EXERCISES:
1) According to its opening sentence, the passage on the Olympic Refugee Team names which countries the ten athletes were forced to leave?
2) Carry on the passage about the Olympic Refugee Team from the point where it stops.

Ten athletes — victims of unimaginable hardship, forced to leave their homes in South Sudan, Congo, Ethiopia and Syria — united under a single flag.
IOC President Thomas Bach called them "a symbol of hope" in a time of crisis. The Human Rights Watch claimed their involvement had "reframed the debate."
A year on from Rio 2016, how have the lives of the members of the Olympic Refugee Team changed?
Yiech Pur Biel: South Sudan, 800m
Yiech Pur Biel only remembers crying twice in his life: when he was separated from his mother as a child during the devastating Sudanese civil war and, many years later, when he found out he'd be running the 800m at the 2016 Rio Olympics.
One year on: He might not have qualified from his heat, finishing in 1:54.67, but Pur Biel's life has changed forever.
Just months before the Games began, the 22-year-old was still training barefoot in the vicinity of the Kakuma refugee camp in Kenya.
But he has now traveled the world, attended the first UN Summit for Refugees and Migrants, and met a number of world leaders, including former American President Barack Obama and Pope Francis.
Yet his most cherished moment has been a telephone call from his mother.
"My family never believed I was alive," Pur Biel tells CNN, explaining that someone from his hometown of Nasir had heard about his Rio exploits and took his mother to an aid agency to make the call.
"I was happy to talk to them; [now] I want to meet my mother face-to-face, as well as my brother and sister.
"I have a big refugee family, but I also have my real family which needs my care."
The runner's mother didn't know what the Olympics were, but understood her son had gone "somewhere far away" and would come back safely.
Pur Biel is now training for Tokyo 2020, alongside studying for a diploma in public relations — something he "never thought possible."
He has also met his idol, double Olympic champion David Rudisha, telling the Kenyan he hopes to break his 800m world record.
Yusra Mardini: Syria, Swimming
The tale of Yusra Mardini, Syria's teenage swimmer who won her Olympic 100m butterfly heat just a year after swimming for her life, captivated the world.
Her house in Aleppo was bombed, the motor on the dinghy transporting her from Turkey to Greece stopped working, but she never lost hope.
Together with her sister, Sarah, Mardini pushed the boat for three hours through the Aegan sea toward Greek shores, potentially saving the lives of the 18 other migrants on board.
She might not have made the semifinals in Rio, but insisted "the only thing I wanted was to compete."
One year on: Mardini is fighting new battles, shedding light on the millions displaced around the world and reclaiming the word 'refugee' as a goodwill ambassador for the United Nations Refugee Agency (UNHCR).

RECORDED INFORMATION:
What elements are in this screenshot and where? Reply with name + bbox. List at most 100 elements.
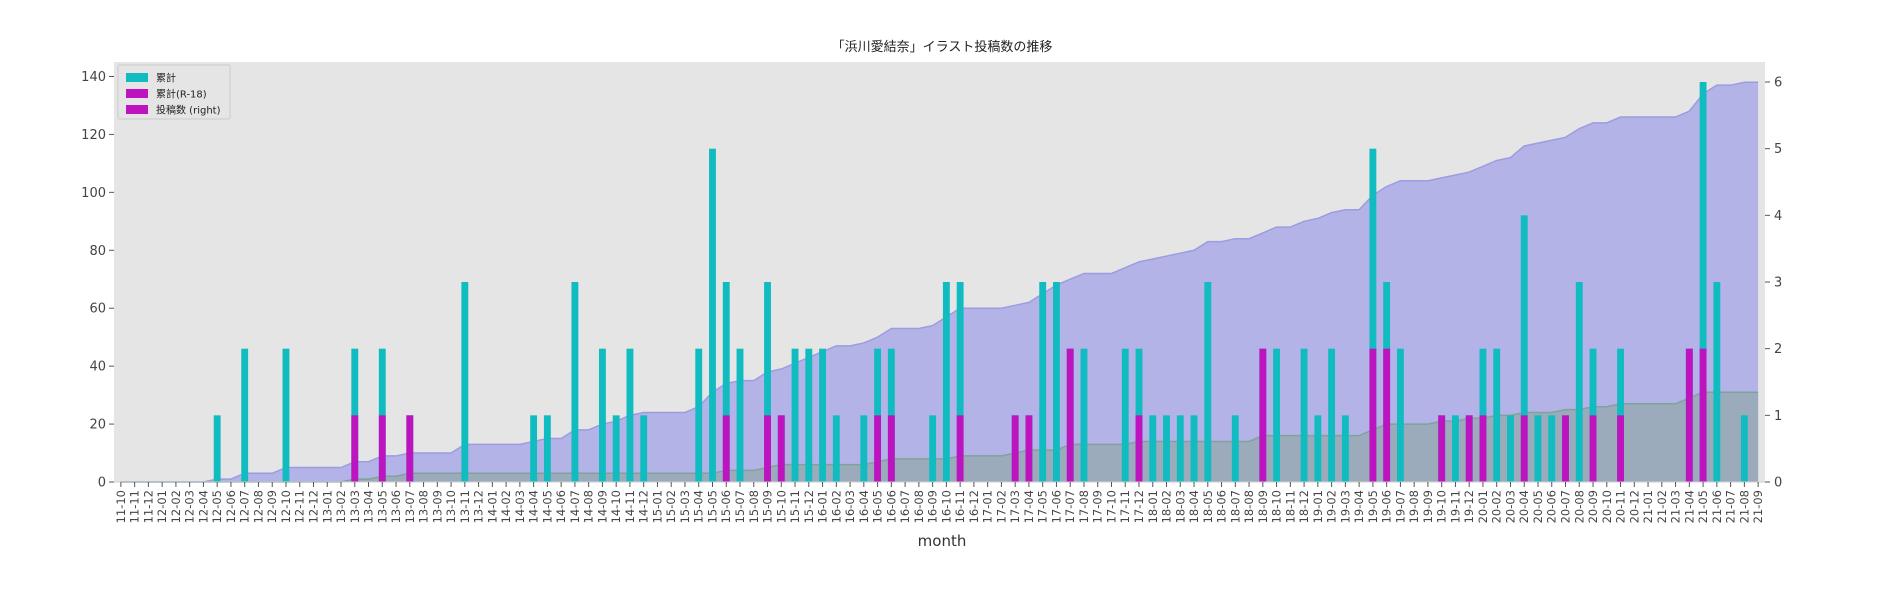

TASK RESPONSES:
1) South Sudan, Congo, Ethiopia and Syria.

2)
Named by People magazine as one of '25 women changing the world,' the swimmer is in the process of penning an autobiography, with the story of her life also set to be told in a film by the award-winning director Stephen Daldry.
Mardini competed in the FINA World Aquatic Championships this July, returning to Hungary just two years after sleeping rough in a Budapest train station en route from Syria to Germany.
She is currently living in Berlin, preparing for Tokyo 2020.
Popole Misenga: Democratic Republic of Congo, Judo
Having grown up amid the five-year civil war in the Democratic Republic of Congo, judoka Popole Misenga sought asylum — without a passport, money or food — in Brazil after the 2013 World Championships in Rio. Three years later, he competed at the Olympics in the same city.
"My fight in the Olympics will be for all refugees, to give them faith in their dreams," Misenga told CNN last year, before going on to reach the last 16 of the men's 90kg division, losing to world No. 1 Gwak Dong-Han of South Korea in the final minute of his bout.
One year on: Misenga has been granted asylum in Brazil, married a local and become a father.
He says Rio is a "magical place" to live and, for the first time since childhood, he has been reunited with many of his relatives, screaming "I'm alive! I'm alive!" into his phone during a call with his brother.
Rose Nathike Lokonyen: South Sudan, 800m
Thirteen years after running from soldiers in Chukudum, South Sudan, Rose Nathike Lokonyen became the Refugee Olympic Team's first flagbearer. She then went on to compete against some of the world's finest middle-distance athletes, finishing seventh out of nine in her 800m heat in 2:16.64.